──────── Source records ────────

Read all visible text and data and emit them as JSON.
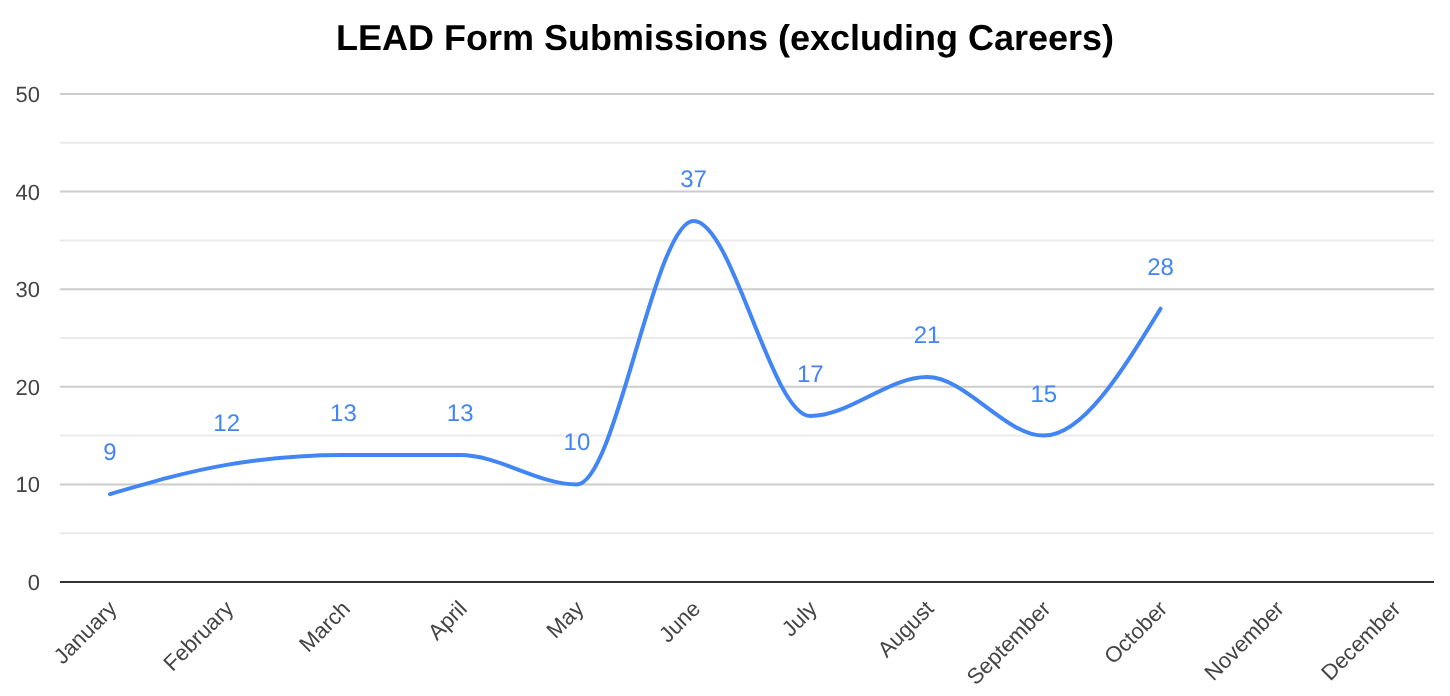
{
  "chart_data": {
    "type": "line",
    "title": "LEAD Form Submissions (excluding Careers)",
    "categories": [
      "January",
      "February",
      "March",
      "April",
      "May",
      "June",
      "July",
      "August",
      "September",
      "October",
      "November",
      "December"
    ],
    "series": [
      {
        "color": "#4285f4",
        "values": [
          9,
          12,
          13,
          13,
          10,
          37,
          17,
          21,
          15,
          28,
          null,
          null
        ]
      }
    ],
    "ylim": [
      0,
      50
    ],
    "yticks": [
      0,
      {
        "value": 5,
        "label": null
      },
      10,
      {
        "value": 15,
        "label": null
      },
      20,
      {
        "value": 25,
        "label": null
      },
      30,
      {
        "value": 35,
        "label": null
      },
      40,
      {
        "value": 45,
        "label": null
      },
      50
    ],
    "grid": "y",
    "marker": "none",
    "line_style": "solid",
    "data_labels": true
  }
}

────────

Except for the pictures, give all the material above again verbatim.

Complete response:
Read all visible text and data and emit them as JSON.
{
  "chart_data": {
    "type": "line",
    "title": "LEAD Form Submissions (excluding Careers)",
    "categories": [
      "January",
      "February",
      "March",
      "April",
      "May",
      "June",
      "July",
      "August",
      "September",
      "October",
      "November",
      "December"
    ],
    "series": [
      {
        "color": "#4285f4",
        "values": [
          9,
          12,
          13,
          13,
          10,
          37,
          17,
          21,
          15,
          28,
          null,
          null
        ]
      }
    ],
    "ylim": [
      0,
      50
    ],
    "yticks": [
      0,
      {
        "value": 5,
        "label": null
      },
      10,
      {
        "value": 15,
        "label": null
      },
      20,
      {
        "value": 25,
        "label": null
      },
      30,
      {
        "value": 35,
        "label": null
      },
      40,
      {
        "value": 45,
        "label": null
      },
      50
    ],
    "grid": "y",
    "marker": "none",
    "line_style": "solid",
    "data_labels": true
  }
}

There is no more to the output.